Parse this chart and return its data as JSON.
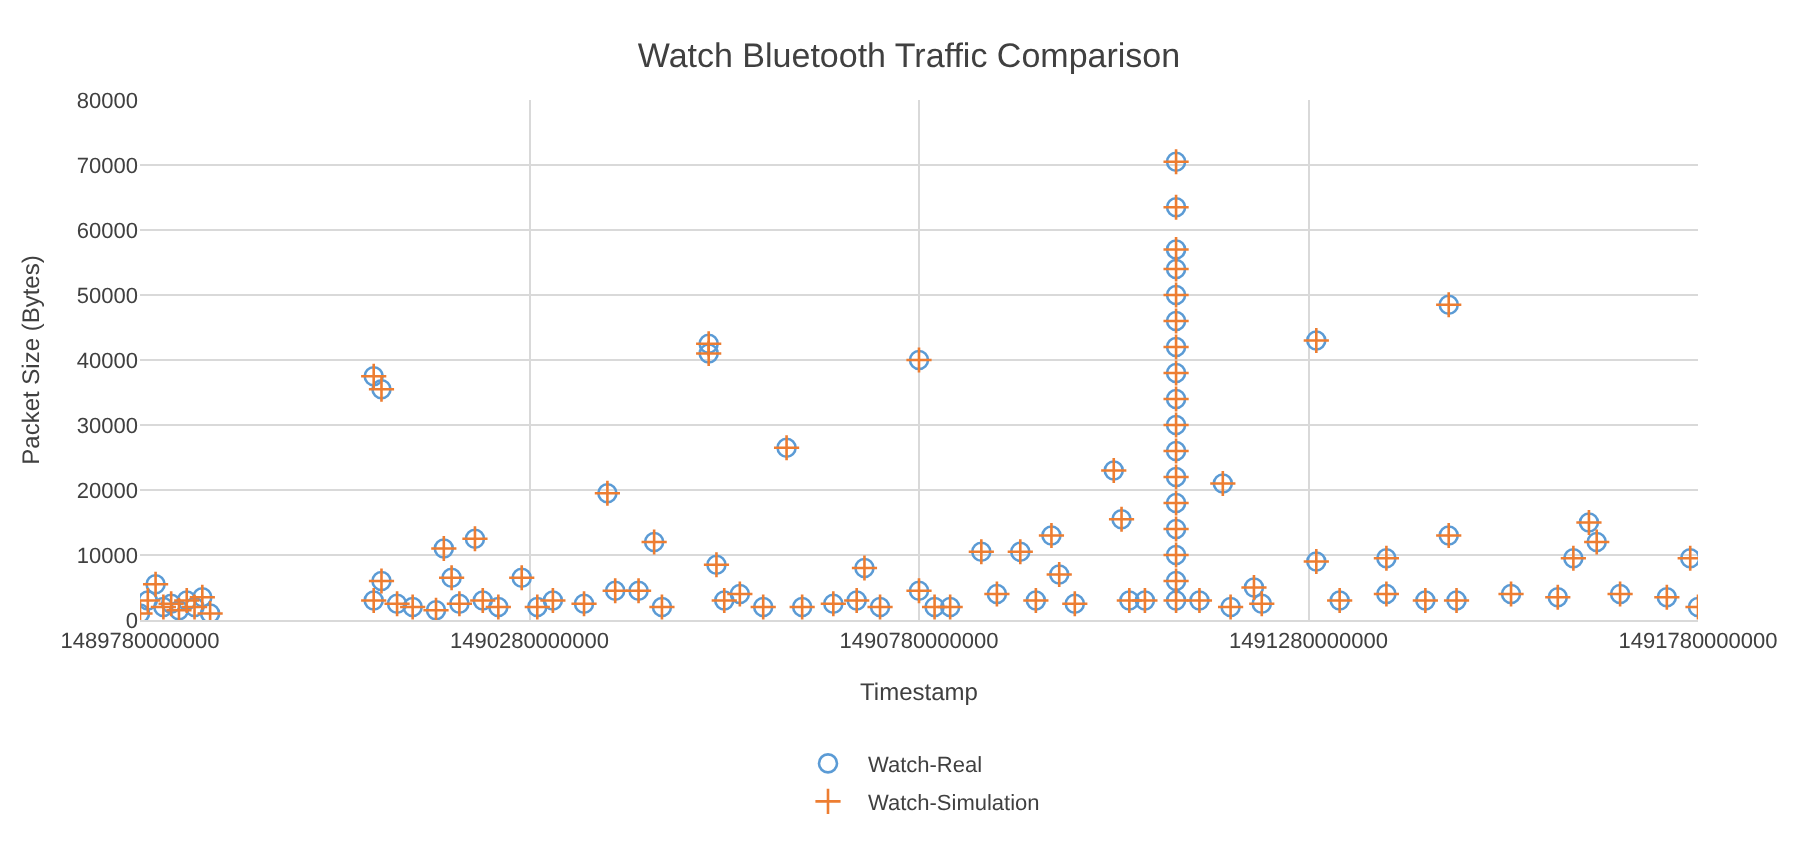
{
  "chart_data": {
    "type": "scatter",
    "title": "Watch Bluetooth Traffic Comparison",
    "xlabel": "Timestamp",
    "ylabel": "Packet Size (Bytes)",
    "x": [
      1489780000000.0,
      1489790000000.0,
      1489800000000.0,
      1489810000000.0,
      1489820000000.0,
      1489830000000.0,
      1489840000000.0,
      1489850000000.0,
      1489860000000.0,
      1489870000000.0,
      1490080000000.0,
      1490090000000.0,
      1490080000000.0,
      1490090000000.0,
      1490110000000.0,
      1490130000000.0,
      1490160000000.0,
      1490170000000.0,
      1490180000000.0,
      1490190000000.0,
      1490210000000.0,
      1490220000000.0,
      1490240000000.0,
      1490270000000.0,
      1490290000000.0,
      1490310000000.0,
      1490350000000.0,
      1490380000000.0,
      1490390000000.0,
      1490420000000.0,
      1490440000000.0,
      1490450000000.0,
      1490510000000.0,
      1490510000000.0,
      1490520000000.0,
      1490530000000.0,
      1490550000000.0,
      1490580000000.0,
      1490610000000.0,
      1490630000000.0,
      1490670000000.0,
      1490700000000.0,
      1490710000000.0,
      1490730000000.0,
      1490780000000.0,
      1490780000000.0,
      1490800000000.0,
      1490820000000.0,
      1490860000000.0,
      1490880000000.0,
      1490910000000.0,
      1490930000000.0,
      1490950000000.0,
      1490960000000.0,
      1490980000000.0,
      1491030000000.0,
      1491050000000.0,
      1491040000000.0,
      1491070000000.0,
      1491110000000.0,
      1491110000000.0,
      1491110000000.0,
      1491110000000.0,
      1491110000000.0,
      1491110000000.0,
      1491110000000.0,
      1491110000000.0,
      1491110000000.0,
      1491110000000.0,
      1491110000000.0,
      1491110000000.0,
      1491110000000.0,
      1491110000000.0,
      1491110000000.0,
      1491110000000.0,
      1491110000000.0,
      1491140000000.0,
      1491170000000.0,
      1491180000000.0,
      1491210000000.0,
      1491220000000.0,
      1491290000000.0,
      1491290000000.0,
      1491320000000.0,
      1491380000000.0,
      1491380000000.0,
      1491430000000.0,
      1491460000000.0,
      1491460000000.0,
      1491470000000.0,
      1491540000000.0,
      1491600000000.0,
      1491620000000.0,
      1491640000000.0,
      1491650000000.0,
      1491680000000.0,
      1491740000000.0,
      1491770000000.0,
      1491780000000.0
    ],
    "series": [
      {
        "name": "Watch-Real",
        "color": "#5b9bd5",
        "marker": "circle",
        "values": [
          1000,
          3000,
          5500,
          2000,
          2500,
          1500,
          3000,
          2000,
          3500,
          1000,
          37500,
          35500,
          3000,
          6000,
          2500,
          2000,
          1500,
          11000,
          6500,
          2500,
          12500,
          3000,
          2000,
          6500,
          2000,
          3000,
          2500,
          19500,
          4500,
          4500,
          12000,
          2000,
          42500,
          41000,
          8500,
          3000,
          4000,
          2000,
          26500,
          2000,
          2500,
          3000,
          8000,
          2000,
          40000,
          4500,
          2000,
          2000,
          10500,
          4000,
          10500,
          3000,
          13000,
          7000,
          2500,
          23000,
          3000,
          15500,
          3000,
          70500,
          63500,
          57000,
          54000,
          50000,
          46000,
          42000,
          38000,
          34000,
          30000,
          26000,
          22000,
          18000,
          14000,
          10000,
          6000,
          3000,
          3000,
          21000,
          2000,
          5000,
          2500,
          43000,
          9000,
          3000,
          4000,
          9500,
          3000,
          48500,
          13000,
          3000,
          4000,
          3500,
          9500,
          15000,
          12000,
          4000,
          3500,
          9500,
          2000
        ]
      },
      {
        "name": "Watch-Simulation",
        "color": "#ed7d31",
        "marker": "cross",
        "values": [
          1000,
          3000,
          5500,
          2000,
          2500,
          1500,
          3000,
          2000,
          3500,
          1000,
          37500,
          35500,
          3000,
          6000,
          2500,
          2000,
          1500,
          11000,
          6500,
          2500,
          12500,
          3000,
          2000,
          6500,
          2000,
          3000,
          2500,
          19500,
          4500,
          4500,
          12000,
          2000,
          42500,
          41000,
          8500,
          3000,
          4000,
          2000,
          26500,
          2000,
          2500,
          3000,
          8000,
          2000,
          40000,
          4500,
          2000,
          2000,
          10500,
          4000,
          10500,
          3000,
          13000,
          7000,
          2500,
          23000,
          3000,
          15500,
          3000,
          70500,
          63500,
          57000,
          54000,
          50000,
          46000,
          42000,
          38000,
          34000,
          30000,
          26000,
          22000,
          18000,
          14000,
          10000,
          6000,
          3000,
          3000,
          21000,
          2000,
          5000,
          2500,
          43000,
          9000,
          3000,
          4000,
          9500,
          3000,
          48500,
          13000,
          3000,
          4000,
          3500,
          9500,
          15000,
          12000,
          4000,
          3500,
          9500,
          2000
        ]
      }
    ],
    "xlim": [
      1489780000000,
      1491780000000
    ],
    "xticks": [
      {
        "value": 1489780000000,
        "label": "1489780000000"
      },
      {
        "value": 1490280000000,
        "label": "1490280000000"
      },
      {
        "value": 1490780000000,
        "label": "1490780000000"
      },
      {
        "value": 1491280000000,
        "label": "1491280000000"
      },
      {
        "value": 1491780000000,
        "label": "1491780000000"
      }
    ],
    "ylim": [
      0,
      80000
    ],
    "yticks": [
      0,
      10000,
      20000,
      30000,
      40000,
      50000,
      60000,
      70000,
      80000
    ],
    "grid": true,
    "legend": "bottom"
  }
}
• • • • •
Stated problem: Skip the pictures, then retype every line above exactly.

Task output:
Parse this chart and return its data as JSON.
{
  "chart_data": {
    "type": "scatter",
    "title": "Watch Bluetooth Traffic Comparison",
    "xlabel": "Timestamp",
    "ylabel": "Packet Size (Bytes)",
    "x": [
      1489780000000.0,
      1489790000000.0,
      1489800000000.0,
      1489810000000.0,
      1489820000000.0,
      1489830000000.0,
      1489840000000.0,
      1489850000000.0,
      1489860000000.0,
      1489870000000.0,
      1490080000000.0,
      1490090000000.0,
      1490080000000.0,
      1490090000000.0,
      1490110000000.0,
      1490130000000.0,
      1490160000000.0,
      1490170000000.0,
      1490180000000.0,
      1490190000000.0,
      1490210000000.0,
      1490220000000.0,
      1490240000000.0,
      1490270000000.0,
      1490290000000.0,
      1490310000000.0,
      1490350000000.0,
      1490380000000.0,
      1490390000000.0,
      1490420000000.0,
      1490440000000.0,
      1490450000000.0,
      1490510000000.0,
      1490510000000.0,
      1490520000000.0,
      1490530000000.0,
      1490550000000.0,
      1490580000000.0,
      1490610000000.0,
      1490630000000.0,
      1490670000000.0,
      1490700000000.0,
      1490710000000.0,
      1490730000000.0,
      1490780000000.0,
      1490780000000.0,
      1490800000000.0,
      1490820000000.0,
      1490860000000.0,
      1490880000000.0,
      1490910000000.0,
      1490930000000.0,
      1490950000000.0,
      1490960000000.0,
      1490980000000.0,
      1491030000000.0,
      1491050000000.0,
      1491040000000.0,
      1491070000000.0,
      1491110000000.0,
      1491110000000.0,
      1491110000000.0,
      1491110000000.0,
      1491110000000.0,
      1491110000000.0,
      1491110000000.0,
      1491110000000.0,
      1491110000000.0,
      1491110000000.0,
      1491110000000.0,
      1491110000000.0,
      1491110000000.0,
      1491110000000.0,
      1491110000000.0,
      1491110000000.0,
      1491110000000.0,
      1491140000000.0,
      1491170000000.0,
      1491180000000.0,
      1491210000000.0,
      1491220000000.0,
      1491290000000.0,
      1491290000000.0,
      1491320000000.0,
      1491380000000.0,
      1491380000000.0,
      1491430000000.0,
      1491460000000.0,
      1491460000000.0,
      1491470000000.0,
      1491540000000.0,
      1491600000000.0,
      1491620000000.0,
      1491640000000.0,
      1491650000000.0,
      1491680000000.0,
      1491740000000.0,
      1491770000000.0,
      1491780000000.0
    ],
    "series": [
      {
        "name": "Watch-Real",
        "color": "#5b9bd5",
        "marker": "circle",
        "values": [
          1000,
          3000,
          5500,
          2000,
          2500,
          1500,
          3000,
          2000,
          3500,
          1000,
          37500,
          35500,
          3000,
          6000,
          2500,
          2000,
          1500,
          11000,
          6500,
          2500,
          12500,
          3000,
          2000,
          6500,
          2000,
          3000,
          2500,
          19500,
          4500,
          4500,
          12000,
          2000,
          42500,
          41000,
          8500,
          3000,
          4000,
          2000,
          26500,
          2000,
          2500,
          3000,
          8000,
          2000,
          40000,
          4500,
          2000,
          2000,
          10500,
          4000,
          10500,
          3000,
          13000,
          7000,
          2500,
          23000,
          3000,
          15500,
          3000,
          70500,
          63500,
          57000,
          54000,
          50000,
          46000,
          42000,
          38000,
          34000,
          30000,
          26000,
          22000,
          18000,
          14000,
          10000,
          6000,
          3000,
          3000,
          21000,
          2000,
          5000,
          2500,
          43000,
          9000,
          3000,
          4000,
          9500,
          3000,
          48500,
          13000,
          3000,
          4000,
          3500,
          9500,
          15000,
          12000,
          4000,
          3500,
          9500,
          2000
        ]
      },
      {
        "name": "Watch-Simulation",
        "color": "#ed7d31",
        "marker": "cross",
        "values": [
          1000,
          3000,
          5500,
          2000,
          2500,
          1500,
          3000,
          2000,
          3500,
          1000,
          37500,
          35500,
          3000,
          6000,
          2500,
          2000,
          1500,
          11000,
          6500,
          2500,
          12500,
          3000,
          2000,
          6500,
          2000,
          3000,
          2500,
          19500,
          4500,
          4500,
          12000,
          2000,
          42500,
          41000,
          8500,
          3000,
          4000,
          2000,
          26500,
          2000,
          2500,
          3000,
          8000,
          2000,
          40000,
          4500,
          2000,
          2000,
          10500,
          4000,
          10500,
          3000,
          13000,
          7000,
          2500,
          23000,
          3000,
          15500,
          3000,
          70500,
          63500,
          57000,
          54000,
          50000,
          46000,
          42000,
          38000,
          34000,
          30000,
          26000,
          22000,
          18000,
          14000,
          10000,
          6000,
          3000,
          3000,
          21000,
          2000,
          5000,
          2500,
          43000,
          9000,
          3000,
          4000,
          9500,
          3000,
          48500,
          13000,
          3000,
          4000,
          3500,
          9500,
          15000,
          12000,
          4000,
          3500,
          9500,
          2000
        ]
      }
    ],
    "xlim": [
      1489780000000,
      1491780000000
    ],
    "xticks": [
      {
        "value": 1489780000000,
        "label": "1489780000000"
      },
      {
        "value": 1490280000000,
        "label": "1490280000000"
      },
      {
        "value": 1490780000000,
        "label": "1490780000000"
      },
      {
        "value": 1491280000000,
        "label": "1491280000000"
      },
      {
        "value": 1491780000000,
        "label": "1491780000000"
      }
    ],
    "ylim": [
      0,
      80000
    ],
    "yticks": [
      0,
      10000,
      20000,
      30000,
      40000,
      50000,
      60000,
      70000,
      80000
    ],
    "grid": true,
    "legend": "bottom"
  }
}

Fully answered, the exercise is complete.